- _PÁGINA_
EM
DEFESA DOS VÂNDALOS
É (para
temperar o texto ouça Gonzaguinha). É isso mesmo que você leu! Cada um defende sua
tribo. Esse locutor que vos fala já foi chamado de vândalo, sofreu prisão (foto) e respondeu
processo por danos ao patrimônio público, numa passeata na Rua Uruguaiana, no
Rio. Mas isso foi no século passado, em 1968. Acontece que agora muitos
manifestantes, que podiam ser meus netos, são presos sob a mesma acusação com
ou sem culpa no cartório. Do Oiapoque ao Chuí, a mídia jura que os
vândalos tomam contam do país.
"VÂNDALOS PROVOCAM DESTRUIÇÃO EM
MINAS" berra O Globo (27/6) em manchete de oito colunas.
"MORADORES IMPROVISAM 'MILÍCIA' CONTRA VÂNDALOS NO RS" - grita a Folha
de SP (29/6), informando em outro título: "NO RIO, 'PITBOYS' SÃO
SUSPEITOS DE ATAQUES A CONCESSIONÁRIAS". Alguns apresentadores de
telejornais chegam a encher a boca, saboreando cada letra da palavra
Afinal, quem são os vândalos? Depende
do momento, do lugar e de quem nomeia. Originalmente era uma tribo que falava
vândalo, uma língua germânica, e que num conflito armado com o Império Romano
saqueou Roma, destruindo muitas obras de arte. Por extensão, no séc. XVIII, na
França, foram assim chamados os revolucionários que na luta contra o feudalismo
e a monarquia arrasaram monumentos e prédios públicos. Na Avenida Paulista, há
quinze dias, vândalo era todo e qualquer manifestante que protestava
pacificamente. Hoje, nas capitais brasileiras, são grupos considerados pela
polícia como baderneiros.
Muito antes disso, Roma havia sido
incendiada, mas não pelos vândalos. Durante dias o fogo consumiu a cidade,
transformando o Templo de Júpiter num monte de cinzas. Até mesmo os que
suspeitavam que o incendiário era o imperador Nero jamais usaram a palavra
vândalo para designá-lo.
De Nero aos dias de hoje, ninguém que
vandalizou em nome do Estado foi estigmatizado. O presidente George Bush também
nunca foi chamado de vândalo, apesar de ter indignado a comunidade
internacional quando comandou o saqueio no Iraque e destruiu, entre outros, o
Museu de Arqueologia de Bagdá, sacrificando milhares de vidas humanas, inclusive
de civis.
Wandali conquisiti
Ou seja, parece que bárbaros - como
queria Montaigne - são sempre os outros, os derrotados, porque quem ganha tem o
poder de nomear, de batizar, de dar nome aos bois, de classificar e de dizer
quem é e quem não é vândalo. E no séc. VIII, os vândalos foram definitivamente
derrotados: Wandali conquisiti sunt. Não sobrou nenhum para contar
a história. Diz um provérbio da Nigéria: "enquanto os leões não tiverem
seus próprios historiadores, as histórias de caça sempre glorificarão o
caçador".

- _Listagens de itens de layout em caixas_
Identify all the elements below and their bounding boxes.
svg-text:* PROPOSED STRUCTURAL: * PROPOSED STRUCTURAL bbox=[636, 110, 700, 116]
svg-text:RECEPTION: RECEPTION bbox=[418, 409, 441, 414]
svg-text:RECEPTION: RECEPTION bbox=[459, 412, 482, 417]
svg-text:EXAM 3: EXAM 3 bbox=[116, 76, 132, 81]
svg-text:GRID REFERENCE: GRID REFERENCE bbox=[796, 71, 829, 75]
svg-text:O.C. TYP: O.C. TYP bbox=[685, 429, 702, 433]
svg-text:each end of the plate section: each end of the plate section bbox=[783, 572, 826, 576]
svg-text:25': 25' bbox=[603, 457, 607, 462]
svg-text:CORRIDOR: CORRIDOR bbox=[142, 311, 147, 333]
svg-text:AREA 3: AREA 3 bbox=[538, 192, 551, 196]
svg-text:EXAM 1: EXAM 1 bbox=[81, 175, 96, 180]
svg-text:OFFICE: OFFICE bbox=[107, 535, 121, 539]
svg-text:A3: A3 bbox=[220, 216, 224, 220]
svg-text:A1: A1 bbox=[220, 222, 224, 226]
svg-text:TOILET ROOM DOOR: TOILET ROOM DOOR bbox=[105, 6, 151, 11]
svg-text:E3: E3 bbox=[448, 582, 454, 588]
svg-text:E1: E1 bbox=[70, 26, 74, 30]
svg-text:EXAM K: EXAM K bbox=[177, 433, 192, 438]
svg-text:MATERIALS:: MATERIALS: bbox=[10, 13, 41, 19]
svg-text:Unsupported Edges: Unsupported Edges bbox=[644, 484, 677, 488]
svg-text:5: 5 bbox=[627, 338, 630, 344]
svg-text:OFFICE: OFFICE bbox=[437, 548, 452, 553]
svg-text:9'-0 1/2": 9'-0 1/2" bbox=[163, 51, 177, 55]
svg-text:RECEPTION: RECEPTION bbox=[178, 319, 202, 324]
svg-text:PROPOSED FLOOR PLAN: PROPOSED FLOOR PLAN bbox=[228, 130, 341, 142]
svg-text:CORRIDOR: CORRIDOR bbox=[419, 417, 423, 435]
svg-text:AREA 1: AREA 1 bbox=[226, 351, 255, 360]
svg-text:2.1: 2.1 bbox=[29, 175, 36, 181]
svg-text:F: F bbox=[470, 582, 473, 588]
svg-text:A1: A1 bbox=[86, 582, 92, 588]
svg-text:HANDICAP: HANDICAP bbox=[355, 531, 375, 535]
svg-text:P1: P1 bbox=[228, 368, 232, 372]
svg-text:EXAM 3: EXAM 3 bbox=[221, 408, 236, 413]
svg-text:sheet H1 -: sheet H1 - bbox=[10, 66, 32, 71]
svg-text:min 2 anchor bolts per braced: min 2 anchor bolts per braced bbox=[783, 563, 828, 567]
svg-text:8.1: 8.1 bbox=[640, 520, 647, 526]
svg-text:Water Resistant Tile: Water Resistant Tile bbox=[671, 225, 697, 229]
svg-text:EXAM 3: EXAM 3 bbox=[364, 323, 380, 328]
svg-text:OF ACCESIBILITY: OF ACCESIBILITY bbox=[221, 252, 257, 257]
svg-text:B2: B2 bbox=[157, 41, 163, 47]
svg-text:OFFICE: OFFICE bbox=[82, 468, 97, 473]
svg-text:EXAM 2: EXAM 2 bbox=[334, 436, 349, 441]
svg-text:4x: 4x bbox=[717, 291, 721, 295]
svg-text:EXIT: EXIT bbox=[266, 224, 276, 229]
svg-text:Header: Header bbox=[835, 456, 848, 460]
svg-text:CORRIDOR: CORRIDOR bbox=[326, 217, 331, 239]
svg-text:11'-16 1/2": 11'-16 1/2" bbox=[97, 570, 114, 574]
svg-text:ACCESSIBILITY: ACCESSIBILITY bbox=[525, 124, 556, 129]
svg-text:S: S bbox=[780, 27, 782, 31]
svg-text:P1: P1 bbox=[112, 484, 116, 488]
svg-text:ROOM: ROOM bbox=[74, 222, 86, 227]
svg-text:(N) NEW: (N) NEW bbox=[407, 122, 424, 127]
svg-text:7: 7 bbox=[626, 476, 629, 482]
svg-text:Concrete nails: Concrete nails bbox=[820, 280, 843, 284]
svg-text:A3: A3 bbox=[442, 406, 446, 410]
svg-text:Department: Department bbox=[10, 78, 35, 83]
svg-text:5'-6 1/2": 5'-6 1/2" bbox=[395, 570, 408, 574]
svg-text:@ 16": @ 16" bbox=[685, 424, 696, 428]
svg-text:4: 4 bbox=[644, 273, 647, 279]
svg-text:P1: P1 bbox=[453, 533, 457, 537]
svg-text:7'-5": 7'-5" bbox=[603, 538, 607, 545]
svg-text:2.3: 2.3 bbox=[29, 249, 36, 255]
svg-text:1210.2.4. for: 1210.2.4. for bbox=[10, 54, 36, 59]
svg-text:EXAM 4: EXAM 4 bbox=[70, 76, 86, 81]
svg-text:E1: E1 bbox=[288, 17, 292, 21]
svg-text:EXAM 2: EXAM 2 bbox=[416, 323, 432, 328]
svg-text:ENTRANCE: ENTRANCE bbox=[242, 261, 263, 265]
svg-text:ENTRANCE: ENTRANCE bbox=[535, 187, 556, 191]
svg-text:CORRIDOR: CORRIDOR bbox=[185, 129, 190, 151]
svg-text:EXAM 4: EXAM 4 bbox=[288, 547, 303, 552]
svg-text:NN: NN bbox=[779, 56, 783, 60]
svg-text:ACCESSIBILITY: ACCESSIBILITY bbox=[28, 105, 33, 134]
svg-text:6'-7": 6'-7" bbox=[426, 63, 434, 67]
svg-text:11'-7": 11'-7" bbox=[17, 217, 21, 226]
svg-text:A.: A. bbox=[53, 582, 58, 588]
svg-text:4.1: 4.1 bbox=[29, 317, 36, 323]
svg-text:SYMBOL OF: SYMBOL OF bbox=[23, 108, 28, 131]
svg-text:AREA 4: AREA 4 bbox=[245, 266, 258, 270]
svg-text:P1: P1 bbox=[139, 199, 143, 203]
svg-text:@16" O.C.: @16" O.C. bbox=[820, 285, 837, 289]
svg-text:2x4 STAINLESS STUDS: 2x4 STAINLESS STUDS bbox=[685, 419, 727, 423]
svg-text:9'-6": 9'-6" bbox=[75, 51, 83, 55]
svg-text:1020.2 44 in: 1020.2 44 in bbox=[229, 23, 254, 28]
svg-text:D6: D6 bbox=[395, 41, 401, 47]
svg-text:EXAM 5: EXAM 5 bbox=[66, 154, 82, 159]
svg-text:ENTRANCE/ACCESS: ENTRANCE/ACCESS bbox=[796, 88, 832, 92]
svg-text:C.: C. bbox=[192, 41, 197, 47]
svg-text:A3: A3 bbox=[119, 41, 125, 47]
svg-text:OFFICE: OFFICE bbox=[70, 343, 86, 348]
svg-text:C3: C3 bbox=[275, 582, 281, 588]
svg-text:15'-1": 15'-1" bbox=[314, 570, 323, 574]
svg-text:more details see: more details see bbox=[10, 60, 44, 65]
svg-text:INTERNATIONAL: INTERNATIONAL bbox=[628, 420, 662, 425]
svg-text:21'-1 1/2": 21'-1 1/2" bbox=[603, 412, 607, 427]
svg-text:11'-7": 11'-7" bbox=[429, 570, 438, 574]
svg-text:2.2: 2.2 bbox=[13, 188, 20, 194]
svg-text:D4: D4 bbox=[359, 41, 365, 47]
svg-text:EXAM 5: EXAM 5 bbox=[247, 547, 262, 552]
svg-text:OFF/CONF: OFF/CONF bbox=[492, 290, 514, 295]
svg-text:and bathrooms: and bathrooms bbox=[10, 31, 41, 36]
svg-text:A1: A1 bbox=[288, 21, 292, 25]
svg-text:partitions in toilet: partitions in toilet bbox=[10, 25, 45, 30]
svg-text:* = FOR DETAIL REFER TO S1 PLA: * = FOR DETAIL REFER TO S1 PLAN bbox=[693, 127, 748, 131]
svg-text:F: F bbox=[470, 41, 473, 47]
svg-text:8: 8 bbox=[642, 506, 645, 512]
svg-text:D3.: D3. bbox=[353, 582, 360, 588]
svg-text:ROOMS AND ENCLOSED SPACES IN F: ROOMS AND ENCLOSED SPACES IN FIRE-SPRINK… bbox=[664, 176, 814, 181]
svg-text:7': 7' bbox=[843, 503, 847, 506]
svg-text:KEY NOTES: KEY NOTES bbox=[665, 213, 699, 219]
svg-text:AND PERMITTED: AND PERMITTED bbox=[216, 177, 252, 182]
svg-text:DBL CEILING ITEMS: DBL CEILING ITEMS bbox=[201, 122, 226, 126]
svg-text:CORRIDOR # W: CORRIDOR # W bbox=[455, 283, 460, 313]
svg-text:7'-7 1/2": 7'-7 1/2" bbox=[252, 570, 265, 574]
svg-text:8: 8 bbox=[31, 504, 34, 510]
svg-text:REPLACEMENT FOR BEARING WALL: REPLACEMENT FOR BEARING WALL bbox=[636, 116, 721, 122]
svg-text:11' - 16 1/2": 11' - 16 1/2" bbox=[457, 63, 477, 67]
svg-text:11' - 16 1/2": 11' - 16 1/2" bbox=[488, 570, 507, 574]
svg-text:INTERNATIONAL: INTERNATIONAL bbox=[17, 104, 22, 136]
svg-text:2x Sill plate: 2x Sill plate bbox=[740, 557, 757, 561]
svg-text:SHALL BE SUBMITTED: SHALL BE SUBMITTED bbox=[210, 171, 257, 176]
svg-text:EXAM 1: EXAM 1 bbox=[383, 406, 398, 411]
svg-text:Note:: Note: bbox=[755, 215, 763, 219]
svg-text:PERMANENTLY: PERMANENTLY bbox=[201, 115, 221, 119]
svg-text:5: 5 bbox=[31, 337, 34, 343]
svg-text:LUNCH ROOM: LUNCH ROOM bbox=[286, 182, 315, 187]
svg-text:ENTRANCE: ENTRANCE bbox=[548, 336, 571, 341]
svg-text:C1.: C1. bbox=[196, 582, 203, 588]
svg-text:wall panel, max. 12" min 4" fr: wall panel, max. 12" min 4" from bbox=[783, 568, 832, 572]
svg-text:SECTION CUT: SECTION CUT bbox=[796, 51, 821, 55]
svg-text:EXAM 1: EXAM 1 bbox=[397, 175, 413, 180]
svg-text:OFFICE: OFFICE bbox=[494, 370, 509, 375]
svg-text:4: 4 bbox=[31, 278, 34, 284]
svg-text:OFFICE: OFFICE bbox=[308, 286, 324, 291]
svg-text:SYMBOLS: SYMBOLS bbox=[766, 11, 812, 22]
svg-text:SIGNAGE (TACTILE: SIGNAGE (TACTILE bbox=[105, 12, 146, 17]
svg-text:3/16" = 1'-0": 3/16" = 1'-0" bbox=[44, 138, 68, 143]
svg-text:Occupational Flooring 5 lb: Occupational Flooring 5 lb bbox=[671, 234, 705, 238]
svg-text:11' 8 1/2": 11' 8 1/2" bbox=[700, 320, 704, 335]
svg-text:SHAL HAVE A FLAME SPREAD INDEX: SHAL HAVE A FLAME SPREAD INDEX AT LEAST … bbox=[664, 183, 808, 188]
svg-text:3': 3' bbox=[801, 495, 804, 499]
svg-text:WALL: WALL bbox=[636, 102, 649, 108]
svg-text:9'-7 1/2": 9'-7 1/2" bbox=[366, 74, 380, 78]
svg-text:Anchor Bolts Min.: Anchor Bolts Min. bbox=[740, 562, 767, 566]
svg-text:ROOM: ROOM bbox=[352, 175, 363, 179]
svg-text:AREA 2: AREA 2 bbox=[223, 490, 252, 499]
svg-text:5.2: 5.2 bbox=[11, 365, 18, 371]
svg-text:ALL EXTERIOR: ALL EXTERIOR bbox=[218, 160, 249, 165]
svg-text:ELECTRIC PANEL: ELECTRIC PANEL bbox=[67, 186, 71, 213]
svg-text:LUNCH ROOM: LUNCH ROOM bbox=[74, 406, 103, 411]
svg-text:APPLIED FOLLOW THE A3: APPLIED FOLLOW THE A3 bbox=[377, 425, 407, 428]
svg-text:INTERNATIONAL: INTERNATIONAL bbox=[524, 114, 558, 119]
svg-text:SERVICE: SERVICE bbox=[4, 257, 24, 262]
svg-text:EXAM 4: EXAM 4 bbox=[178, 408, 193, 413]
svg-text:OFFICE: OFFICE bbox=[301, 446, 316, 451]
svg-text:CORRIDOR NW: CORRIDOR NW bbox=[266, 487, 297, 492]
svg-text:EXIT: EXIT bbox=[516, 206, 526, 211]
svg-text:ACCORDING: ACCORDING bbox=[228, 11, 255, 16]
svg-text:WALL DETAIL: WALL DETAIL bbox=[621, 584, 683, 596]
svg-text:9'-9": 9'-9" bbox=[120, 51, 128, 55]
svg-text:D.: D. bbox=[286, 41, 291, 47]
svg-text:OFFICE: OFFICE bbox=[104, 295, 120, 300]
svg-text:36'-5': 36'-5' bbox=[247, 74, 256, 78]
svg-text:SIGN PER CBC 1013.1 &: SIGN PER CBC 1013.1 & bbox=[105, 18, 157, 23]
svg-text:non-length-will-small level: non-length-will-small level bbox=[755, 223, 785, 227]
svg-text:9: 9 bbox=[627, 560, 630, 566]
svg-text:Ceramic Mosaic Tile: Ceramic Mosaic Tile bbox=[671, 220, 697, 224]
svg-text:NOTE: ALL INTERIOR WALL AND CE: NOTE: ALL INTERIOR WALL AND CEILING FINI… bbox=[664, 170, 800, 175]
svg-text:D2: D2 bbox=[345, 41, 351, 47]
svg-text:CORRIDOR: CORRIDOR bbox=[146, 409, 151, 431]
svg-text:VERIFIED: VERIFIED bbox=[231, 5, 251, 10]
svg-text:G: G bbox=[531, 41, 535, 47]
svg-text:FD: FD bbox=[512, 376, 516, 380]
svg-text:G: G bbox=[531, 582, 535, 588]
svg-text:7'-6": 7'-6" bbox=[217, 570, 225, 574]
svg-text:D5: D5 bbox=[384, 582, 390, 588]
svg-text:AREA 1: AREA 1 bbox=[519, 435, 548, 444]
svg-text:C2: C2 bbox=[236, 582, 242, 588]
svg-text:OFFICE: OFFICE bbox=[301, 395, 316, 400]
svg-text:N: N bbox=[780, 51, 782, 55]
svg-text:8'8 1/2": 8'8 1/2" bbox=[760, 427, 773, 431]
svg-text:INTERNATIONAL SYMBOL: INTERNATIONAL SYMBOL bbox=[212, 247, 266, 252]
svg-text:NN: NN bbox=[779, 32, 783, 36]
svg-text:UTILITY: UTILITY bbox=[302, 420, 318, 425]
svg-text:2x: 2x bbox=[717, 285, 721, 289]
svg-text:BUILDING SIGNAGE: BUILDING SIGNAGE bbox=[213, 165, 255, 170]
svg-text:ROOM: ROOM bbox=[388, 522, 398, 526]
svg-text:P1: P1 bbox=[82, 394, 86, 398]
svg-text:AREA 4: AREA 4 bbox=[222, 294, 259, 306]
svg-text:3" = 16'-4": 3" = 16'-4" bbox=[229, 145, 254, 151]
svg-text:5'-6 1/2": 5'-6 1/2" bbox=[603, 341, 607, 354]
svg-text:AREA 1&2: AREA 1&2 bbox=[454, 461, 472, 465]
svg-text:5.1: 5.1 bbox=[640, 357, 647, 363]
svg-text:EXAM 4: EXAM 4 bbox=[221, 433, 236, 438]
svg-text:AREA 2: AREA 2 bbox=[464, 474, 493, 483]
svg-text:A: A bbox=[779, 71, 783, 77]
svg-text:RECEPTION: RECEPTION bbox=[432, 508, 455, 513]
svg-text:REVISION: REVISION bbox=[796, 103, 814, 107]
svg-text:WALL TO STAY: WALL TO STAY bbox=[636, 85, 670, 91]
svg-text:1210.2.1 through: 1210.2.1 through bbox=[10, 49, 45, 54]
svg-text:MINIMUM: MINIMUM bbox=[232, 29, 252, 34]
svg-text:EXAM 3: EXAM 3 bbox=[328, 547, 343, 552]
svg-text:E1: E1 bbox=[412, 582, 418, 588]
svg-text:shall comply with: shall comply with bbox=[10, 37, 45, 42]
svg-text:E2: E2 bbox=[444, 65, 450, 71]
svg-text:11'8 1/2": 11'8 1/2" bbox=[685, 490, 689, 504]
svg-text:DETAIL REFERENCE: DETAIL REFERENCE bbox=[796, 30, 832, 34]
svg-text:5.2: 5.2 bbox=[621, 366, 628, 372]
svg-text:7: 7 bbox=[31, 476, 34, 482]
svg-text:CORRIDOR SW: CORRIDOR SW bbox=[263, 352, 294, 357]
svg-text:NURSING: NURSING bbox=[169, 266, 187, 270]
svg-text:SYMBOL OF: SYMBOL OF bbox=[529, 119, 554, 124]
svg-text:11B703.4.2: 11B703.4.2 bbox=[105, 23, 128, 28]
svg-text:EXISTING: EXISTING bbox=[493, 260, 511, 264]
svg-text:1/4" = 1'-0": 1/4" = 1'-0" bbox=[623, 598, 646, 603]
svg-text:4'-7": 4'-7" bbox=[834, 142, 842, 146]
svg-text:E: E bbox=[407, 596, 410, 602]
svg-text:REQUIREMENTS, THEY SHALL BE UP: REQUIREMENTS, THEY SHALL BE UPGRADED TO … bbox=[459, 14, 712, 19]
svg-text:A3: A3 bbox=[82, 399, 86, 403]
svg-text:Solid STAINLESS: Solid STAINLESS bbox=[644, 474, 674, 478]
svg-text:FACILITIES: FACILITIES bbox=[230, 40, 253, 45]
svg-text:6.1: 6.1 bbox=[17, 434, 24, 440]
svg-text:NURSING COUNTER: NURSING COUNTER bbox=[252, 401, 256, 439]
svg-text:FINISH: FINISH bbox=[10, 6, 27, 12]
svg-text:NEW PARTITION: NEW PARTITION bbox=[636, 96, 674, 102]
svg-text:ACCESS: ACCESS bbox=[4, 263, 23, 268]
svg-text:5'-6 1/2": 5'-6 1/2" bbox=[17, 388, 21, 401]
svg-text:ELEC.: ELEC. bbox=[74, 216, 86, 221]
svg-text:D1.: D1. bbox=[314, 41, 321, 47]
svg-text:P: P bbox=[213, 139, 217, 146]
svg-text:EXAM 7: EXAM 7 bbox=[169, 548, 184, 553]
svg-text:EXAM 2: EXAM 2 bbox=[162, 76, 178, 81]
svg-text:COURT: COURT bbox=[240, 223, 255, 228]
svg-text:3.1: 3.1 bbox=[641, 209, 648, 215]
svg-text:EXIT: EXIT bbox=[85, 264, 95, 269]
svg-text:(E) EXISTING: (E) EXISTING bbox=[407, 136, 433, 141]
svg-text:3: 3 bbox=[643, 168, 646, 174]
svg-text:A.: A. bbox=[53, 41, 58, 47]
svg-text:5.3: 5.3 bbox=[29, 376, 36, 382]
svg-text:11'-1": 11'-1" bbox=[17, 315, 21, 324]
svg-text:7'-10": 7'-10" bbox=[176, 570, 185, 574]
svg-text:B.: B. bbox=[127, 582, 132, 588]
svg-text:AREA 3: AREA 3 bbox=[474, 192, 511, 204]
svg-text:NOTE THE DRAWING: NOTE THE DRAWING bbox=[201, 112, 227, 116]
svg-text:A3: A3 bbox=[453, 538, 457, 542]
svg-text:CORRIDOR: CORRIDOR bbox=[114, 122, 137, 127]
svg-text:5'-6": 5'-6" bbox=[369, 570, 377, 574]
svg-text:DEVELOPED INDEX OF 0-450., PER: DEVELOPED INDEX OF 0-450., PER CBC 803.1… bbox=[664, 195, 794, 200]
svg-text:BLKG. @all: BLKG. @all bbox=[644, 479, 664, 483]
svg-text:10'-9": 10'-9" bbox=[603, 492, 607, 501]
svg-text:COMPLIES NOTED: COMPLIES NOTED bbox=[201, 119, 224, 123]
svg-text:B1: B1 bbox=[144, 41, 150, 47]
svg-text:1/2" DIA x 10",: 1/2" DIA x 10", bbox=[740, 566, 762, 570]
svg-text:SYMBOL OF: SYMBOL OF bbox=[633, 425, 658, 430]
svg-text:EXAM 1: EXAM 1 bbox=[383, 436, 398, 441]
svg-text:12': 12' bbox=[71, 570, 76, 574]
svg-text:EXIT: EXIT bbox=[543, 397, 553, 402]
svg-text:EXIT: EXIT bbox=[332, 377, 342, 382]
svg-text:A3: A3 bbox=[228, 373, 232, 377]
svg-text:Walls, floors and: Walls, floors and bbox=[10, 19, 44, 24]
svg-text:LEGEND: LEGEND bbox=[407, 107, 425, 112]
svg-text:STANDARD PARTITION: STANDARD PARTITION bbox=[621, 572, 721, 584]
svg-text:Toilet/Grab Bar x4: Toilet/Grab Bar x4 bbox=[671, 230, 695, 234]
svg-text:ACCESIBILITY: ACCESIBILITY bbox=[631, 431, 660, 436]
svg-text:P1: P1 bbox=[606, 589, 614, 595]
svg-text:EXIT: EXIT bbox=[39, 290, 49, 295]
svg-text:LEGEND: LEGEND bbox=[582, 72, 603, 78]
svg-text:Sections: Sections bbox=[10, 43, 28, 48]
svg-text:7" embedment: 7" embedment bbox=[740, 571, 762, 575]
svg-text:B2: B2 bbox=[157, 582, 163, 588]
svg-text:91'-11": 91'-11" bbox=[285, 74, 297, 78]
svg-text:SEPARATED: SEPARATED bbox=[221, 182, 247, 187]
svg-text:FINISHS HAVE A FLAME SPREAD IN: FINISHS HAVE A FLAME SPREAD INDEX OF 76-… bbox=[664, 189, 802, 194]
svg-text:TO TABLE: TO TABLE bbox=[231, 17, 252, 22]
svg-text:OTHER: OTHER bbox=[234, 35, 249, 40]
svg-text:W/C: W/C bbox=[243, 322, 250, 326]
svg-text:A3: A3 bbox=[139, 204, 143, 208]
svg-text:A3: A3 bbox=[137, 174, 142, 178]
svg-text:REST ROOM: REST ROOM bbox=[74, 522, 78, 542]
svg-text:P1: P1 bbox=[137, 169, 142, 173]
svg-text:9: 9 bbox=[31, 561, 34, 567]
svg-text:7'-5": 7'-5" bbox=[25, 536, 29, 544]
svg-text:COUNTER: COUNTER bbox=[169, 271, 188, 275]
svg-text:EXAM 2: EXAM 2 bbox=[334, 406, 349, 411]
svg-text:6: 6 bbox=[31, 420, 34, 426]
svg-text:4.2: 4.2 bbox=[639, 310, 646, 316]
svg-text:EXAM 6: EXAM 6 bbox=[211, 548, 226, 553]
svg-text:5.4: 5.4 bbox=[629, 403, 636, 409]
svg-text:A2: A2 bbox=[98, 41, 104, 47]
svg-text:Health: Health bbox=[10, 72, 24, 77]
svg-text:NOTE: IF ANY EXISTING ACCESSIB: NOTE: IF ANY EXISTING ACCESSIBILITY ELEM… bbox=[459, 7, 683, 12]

- _INSTRUÇÕES DA TAREFA_
Extraia do texto sobre os vândalos o trecho que começa em "Muito antes disso, Roma" e termina em "vândalo para designá-lo.", sem alterar nada. Os registros não têm relação com o texto sobre os vândalos.

- _RESPOSTA COMPLETA_
Muito antes disso, Roma havia sido
incendiada, mas não pelos vândalos. Durante dias o fogo consumiu a cidade,
transformando o Templo de Júpiter num monte de cinzas. Até mesmo os que
suspeitavam que o incendiário era o imperador Nero jamais usaram a palavra
vândalo para designá-lo.